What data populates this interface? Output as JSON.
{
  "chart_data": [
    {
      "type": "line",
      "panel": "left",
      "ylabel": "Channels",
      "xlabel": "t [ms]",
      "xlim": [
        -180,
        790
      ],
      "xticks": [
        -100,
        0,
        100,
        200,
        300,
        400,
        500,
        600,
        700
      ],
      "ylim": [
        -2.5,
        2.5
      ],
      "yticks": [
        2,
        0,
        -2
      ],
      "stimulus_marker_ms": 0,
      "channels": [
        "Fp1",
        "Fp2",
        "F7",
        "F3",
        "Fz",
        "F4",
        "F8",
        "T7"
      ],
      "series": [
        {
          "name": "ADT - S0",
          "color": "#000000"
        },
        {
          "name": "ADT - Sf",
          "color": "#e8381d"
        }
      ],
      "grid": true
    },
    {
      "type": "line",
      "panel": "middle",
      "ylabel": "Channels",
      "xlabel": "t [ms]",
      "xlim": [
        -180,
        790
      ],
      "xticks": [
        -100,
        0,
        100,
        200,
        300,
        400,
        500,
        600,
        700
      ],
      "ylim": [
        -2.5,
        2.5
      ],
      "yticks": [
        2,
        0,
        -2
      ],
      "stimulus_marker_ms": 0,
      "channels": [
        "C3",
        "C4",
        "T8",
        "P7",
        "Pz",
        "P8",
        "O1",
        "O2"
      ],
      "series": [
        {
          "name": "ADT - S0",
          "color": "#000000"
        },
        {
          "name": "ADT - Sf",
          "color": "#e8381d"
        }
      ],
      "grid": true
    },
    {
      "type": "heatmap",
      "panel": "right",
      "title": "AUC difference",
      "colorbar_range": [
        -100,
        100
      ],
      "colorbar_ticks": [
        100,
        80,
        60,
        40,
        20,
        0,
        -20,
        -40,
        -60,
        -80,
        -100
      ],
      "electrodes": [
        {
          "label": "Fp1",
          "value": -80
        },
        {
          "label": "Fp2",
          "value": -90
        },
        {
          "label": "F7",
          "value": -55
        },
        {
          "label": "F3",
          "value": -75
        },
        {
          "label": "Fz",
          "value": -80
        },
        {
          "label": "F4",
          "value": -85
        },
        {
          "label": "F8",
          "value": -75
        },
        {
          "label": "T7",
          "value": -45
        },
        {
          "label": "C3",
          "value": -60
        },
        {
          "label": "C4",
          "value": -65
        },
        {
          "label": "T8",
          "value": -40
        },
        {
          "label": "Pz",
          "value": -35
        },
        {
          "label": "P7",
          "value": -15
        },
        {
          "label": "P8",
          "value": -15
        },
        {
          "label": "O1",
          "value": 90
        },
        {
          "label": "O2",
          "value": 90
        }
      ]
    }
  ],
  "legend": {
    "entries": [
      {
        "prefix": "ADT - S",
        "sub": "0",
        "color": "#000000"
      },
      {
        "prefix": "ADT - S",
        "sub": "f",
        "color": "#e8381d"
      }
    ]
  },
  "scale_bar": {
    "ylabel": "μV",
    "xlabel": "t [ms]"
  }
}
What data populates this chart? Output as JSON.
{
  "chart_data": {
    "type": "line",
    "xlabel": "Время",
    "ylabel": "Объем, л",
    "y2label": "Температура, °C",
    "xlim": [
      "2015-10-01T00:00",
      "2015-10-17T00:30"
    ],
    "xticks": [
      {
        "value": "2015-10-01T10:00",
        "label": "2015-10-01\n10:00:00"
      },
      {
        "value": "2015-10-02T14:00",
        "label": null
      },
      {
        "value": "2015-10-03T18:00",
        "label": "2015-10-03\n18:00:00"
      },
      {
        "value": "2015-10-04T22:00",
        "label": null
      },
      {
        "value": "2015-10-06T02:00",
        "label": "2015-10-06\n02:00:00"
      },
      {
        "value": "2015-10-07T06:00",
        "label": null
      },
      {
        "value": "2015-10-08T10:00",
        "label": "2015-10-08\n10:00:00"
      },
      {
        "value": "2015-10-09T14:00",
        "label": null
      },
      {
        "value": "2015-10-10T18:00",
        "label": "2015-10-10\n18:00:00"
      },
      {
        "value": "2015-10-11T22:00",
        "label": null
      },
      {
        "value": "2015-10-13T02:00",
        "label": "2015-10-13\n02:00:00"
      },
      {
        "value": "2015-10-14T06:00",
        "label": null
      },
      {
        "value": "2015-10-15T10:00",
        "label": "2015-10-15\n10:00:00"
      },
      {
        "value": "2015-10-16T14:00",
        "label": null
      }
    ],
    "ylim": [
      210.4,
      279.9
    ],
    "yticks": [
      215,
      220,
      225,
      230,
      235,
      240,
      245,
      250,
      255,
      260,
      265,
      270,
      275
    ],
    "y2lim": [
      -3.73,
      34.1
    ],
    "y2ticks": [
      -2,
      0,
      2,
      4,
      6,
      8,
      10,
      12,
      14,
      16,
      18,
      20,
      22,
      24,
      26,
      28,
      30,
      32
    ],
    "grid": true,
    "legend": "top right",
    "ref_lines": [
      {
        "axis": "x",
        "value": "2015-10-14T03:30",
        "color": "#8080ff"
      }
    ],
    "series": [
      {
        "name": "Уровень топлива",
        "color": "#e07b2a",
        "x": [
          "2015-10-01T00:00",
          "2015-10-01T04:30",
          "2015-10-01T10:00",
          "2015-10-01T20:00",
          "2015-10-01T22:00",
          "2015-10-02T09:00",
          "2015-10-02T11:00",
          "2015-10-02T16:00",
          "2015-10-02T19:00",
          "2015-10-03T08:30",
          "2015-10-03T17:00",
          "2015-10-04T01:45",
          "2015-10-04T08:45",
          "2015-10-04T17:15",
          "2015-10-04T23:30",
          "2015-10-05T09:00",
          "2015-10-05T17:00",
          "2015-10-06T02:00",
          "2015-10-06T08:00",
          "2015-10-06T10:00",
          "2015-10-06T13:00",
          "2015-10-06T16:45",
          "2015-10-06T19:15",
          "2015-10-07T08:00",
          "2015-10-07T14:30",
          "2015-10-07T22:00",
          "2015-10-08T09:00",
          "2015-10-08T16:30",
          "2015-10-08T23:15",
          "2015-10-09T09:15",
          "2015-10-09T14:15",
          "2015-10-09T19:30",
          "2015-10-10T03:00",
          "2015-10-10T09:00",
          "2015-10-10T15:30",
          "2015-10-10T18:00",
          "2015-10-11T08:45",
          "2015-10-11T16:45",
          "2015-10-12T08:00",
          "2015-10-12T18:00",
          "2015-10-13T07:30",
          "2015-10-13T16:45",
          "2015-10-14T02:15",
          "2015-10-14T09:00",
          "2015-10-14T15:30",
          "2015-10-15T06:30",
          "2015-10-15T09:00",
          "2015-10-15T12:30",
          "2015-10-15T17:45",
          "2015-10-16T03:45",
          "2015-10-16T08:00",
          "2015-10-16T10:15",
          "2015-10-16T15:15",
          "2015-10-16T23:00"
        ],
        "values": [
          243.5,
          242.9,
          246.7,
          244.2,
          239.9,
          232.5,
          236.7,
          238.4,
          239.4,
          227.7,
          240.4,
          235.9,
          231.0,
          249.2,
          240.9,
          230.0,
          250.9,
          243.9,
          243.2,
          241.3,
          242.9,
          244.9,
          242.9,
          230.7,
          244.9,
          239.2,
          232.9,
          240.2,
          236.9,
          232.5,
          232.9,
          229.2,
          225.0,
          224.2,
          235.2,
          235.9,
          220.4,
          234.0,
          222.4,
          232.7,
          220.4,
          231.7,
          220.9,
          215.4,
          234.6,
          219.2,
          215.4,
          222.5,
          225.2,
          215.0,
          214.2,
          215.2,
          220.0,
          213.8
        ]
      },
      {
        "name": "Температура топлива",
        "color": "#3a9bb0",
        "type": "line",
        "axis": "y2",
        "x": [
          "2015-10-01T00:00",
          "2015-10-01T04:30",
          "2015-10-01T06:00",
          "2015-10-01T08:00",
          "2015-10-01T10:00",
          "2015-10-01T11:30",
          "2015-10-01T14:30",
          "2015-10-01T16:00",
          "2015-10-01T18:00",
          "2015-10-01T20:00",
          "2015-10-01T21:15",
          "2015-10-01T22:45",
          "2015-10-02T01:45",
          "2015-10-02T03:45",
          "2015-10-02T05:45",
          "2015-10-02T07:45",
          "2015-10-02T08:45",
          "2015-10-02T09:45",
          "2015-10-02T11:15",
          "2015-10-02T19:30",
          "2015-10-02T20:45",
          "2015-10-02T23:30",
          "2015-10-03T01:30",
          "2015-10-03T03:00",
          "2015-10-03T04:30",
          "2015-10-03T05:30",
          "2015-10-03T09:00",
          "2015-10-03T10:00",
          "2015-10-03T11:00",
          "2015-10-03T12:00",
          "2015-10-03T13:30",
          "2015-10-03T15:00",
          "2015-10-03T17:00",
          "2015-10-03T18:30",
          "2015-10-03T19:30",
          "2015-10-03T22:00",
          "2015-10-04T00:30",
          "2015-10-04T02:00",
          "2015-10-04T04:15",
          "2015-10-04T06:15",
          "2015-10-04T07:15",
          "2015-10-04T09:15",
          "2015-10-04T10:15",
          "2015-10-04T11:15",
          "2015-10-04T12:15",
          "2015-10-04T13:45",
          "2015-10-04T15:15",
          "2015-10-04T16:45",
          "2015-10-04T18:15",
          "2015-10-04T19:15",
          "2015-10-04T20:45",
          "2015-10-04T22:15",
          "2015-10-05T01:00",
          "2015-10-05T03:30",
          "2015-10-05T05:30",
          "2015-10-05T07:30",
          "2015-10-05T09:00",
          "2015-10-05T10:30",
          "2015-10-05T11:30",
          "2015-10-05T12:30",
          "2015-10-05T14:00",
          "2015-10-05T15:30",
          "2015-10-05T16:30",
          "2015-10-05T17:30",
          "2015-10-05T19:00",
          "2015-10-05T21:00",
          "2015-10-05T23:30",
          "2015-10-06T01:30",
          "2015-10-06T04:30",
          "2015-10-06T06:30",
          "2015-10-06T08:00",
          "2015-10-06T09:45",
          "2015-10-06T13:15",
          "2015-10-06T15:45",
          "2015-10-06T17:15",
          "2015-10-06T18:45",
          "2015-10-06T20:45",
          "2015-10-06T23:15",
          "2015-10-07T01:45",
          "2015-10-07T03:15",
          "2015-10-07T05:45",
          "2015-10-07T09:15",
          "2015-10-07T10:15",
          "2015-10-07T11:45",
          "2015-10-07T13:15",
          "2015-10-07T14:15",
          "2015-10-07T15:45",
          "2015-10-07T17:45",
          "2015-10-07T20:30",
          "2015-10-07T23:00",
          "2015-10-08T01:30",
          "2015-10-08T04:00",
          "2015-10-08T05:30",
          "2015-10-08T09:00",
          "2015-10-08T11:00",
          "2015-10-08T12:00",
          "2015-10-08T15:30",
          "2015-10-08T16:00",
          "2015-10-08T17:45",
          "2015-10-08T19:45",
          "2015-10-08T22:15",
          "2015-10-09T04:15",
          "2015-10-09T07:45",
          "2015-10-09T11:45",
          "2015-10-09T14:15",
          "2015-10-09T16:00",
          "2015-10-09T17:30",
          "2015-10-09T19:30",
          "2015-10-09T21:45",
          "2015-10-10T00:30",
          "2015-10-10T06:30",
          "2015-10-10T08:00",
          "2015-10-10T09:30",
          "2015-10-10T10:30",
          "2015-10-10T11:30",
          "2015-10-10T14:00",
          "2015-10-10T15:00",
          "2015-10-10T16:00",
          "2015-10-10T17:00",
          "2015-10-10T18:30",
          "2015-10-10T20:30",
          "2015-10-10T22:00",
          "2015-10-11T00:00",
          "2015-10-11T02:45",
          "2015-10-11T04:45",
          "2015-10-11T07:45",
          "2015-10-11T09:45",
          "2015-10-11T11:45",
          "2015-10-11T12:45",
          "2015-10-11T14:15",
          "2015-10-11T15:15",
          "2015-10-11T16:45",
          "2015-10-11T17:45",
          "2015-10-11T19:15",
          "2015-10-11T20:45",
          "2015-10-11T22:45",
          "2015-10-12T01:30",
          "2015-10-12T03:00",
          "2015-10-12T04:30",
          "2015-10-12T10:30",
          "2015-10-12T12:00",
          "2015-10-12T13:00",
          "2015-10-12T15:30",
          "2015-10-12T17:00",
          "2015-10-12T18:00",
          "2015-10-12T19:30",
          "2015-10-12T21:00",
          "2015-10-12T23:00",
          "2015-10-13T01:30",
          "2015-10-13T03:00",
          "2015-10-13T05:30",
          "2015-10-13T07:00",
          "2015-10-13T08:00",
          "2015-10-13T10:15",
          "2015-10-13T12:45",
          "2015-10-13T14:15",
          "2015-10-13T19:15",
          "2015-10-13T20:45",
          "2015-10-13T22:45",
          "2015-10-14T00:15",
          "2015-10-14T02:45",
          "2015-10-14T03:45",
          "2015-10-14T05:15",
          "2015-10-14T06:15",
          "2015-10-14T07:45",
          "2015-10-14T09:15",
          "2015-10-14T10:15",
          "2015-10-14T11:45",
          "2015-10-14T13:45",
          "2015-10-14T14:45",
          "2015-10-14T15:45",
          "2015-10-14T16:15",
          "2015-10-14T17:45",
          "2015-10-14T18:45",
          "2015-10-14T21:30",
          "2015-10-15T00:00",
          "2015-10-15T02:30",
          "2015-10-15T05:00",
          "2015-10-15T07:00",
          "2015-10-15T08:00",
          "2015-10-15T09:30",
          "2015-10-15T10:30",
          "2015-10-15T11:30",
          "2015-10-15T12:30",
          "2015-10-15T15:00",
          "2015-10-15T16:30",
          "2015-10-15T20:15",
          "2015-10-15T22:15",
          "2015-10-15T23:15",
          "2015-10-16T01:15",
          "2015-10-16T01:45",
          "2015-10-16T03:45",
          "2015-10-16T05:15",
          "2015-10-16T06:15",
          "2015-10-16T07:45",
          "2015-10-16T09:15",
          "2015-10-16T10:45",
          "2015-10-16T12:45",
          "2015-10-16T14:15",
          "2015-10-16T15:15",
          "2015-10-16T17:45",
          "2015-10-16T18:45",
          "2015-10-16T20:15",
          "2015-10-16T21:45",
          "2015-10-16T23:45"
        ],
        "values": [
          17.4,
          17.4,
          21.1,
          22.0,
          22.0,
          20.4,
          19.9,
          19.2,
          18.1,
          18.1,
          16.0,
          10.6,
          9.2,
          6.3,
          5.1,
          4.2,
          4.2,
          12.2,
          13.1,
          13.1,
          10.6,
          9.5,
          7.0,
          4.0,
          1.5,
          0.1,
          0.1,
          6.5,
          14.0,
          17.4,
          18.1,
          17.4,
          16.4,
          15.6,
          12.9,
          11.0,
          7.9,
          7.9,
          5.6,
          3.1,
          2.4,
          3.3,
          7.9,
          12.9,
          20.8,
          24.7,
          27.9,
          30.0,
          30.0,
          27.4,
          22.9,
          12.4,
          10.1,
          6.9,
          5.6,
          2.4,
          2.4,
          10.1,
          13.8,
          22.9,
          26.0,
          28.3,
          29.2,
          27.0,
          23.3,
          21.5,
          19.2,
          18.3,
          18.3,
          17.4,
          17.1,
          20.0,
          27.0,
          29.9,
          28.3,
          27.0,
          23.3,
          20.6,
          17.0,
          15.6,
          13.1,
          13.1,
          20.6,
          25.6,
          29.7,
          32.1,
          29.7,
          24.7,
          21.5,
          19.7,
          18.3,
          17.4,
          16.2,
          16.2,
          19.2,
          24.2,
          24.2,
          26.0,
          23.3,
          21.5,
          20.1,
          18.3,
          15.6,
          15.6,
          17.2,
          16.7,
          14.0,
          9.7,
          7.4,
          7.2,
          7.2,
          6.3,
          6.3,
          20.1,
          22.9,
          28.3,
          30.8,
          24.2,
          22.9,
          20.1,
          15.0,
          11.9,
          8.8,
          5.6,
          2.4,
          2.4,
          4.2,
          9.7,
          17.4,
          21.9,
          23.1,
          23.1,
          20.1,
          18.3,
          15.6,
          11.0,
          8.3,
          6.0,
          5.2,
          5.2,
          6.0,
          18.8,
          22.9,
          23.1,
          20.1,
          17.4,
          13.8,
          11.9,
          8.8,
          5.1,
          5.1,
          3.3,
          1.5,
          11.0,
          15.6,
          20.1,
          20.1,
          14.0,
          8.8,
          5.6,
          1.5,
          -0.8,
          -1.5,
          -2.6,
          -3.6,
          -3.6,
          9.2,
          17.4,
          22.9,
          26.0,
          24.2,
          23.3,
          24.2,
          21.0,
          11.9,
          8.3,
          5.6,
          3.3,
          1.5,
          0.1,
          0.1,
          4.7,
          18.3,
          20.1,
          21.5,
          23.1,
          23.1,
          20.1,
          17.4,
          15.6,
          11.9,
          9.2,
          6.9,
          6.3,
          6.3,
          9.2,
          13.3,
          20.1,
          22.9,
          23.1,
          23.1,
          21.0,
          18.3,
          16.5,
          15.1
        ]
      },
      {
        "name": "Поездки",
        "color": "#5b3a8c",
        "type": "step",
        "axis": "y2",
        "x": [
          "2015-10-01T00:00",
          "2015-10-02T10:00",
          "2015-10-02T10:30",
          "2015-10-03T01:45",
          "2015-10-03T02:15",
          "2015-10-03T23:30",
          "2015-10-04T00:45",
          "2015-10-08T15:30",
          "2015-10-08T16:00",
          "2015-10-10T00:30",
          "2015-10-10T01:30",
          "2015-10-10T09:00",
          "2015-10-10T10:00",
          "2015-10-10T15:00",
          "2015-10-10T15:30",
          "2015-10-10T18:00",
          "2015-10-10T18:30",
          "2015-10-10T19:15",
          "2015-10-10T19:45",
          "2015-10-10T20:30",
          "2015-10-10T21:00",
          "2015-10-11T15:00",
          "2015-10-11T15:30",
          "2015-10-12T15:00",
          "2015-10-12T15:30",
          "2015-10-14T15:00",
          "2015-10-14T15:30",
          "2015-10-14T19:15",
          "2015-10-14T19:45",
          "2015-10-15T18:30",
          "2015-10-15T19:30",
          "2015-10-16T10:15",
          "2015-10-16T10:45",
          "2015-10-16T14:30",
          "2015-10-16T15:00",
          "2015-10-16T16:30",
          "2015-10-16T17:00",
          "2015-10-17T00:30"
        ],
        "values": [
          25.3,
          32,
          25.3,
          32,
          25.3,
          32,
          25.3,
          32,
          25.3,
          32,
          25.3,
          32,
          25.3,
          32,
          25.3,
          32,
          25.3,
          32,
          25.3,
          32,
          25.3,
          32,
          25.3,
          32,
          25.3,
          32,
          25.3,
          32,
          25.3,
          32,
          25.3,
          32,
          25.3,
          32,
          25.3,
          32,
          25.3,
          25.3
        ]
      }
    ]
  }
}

**Short problem:** Count the lines of the listing above that include the word "JSON" and state the total with nothing else.

**Written response:** 2